REQUIREMENT> Search the data below for the string "Générer". Extract every line that contains it.

RECORDS PROVIDED>
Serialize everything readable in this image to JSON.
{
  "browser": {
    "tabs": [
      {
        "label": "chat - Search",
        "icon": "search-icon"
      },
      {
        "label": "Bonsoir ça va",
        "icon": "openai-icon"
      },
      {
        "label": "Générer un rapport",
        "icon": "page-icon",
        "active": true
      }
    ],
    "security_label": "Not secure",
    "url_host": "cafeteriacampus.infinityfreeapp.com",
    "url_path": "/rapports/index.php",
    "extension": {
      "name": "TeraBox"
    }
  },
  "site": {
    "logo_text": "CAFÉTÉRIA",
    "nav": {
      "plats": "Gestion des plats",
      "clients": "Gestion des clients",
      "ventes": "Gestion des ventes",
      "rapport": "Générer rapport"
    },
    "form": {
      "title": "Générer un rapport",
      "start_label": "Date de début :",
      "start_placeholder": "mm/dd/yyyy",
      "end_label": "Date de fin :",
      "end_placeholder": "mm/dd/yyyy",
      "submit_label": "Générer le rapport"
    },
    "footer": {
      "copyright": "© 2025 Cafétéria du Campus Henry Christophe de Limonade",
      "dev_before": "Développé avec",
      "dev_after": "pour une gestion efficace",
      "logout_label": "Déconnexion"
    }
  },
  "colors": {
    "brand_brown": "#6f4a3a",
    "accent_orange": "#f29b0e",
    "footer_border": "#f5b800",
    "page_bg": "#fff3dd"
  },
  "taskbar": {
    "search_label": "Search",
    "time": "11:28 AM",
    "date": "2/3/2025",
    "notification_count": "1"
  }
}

CORRECT RESULT>
        "label": "Générer un rapport",
      "rapport": "Générer rapport"
      "title": "Générer un rapport",
      "submit_label": "Générer le rapport"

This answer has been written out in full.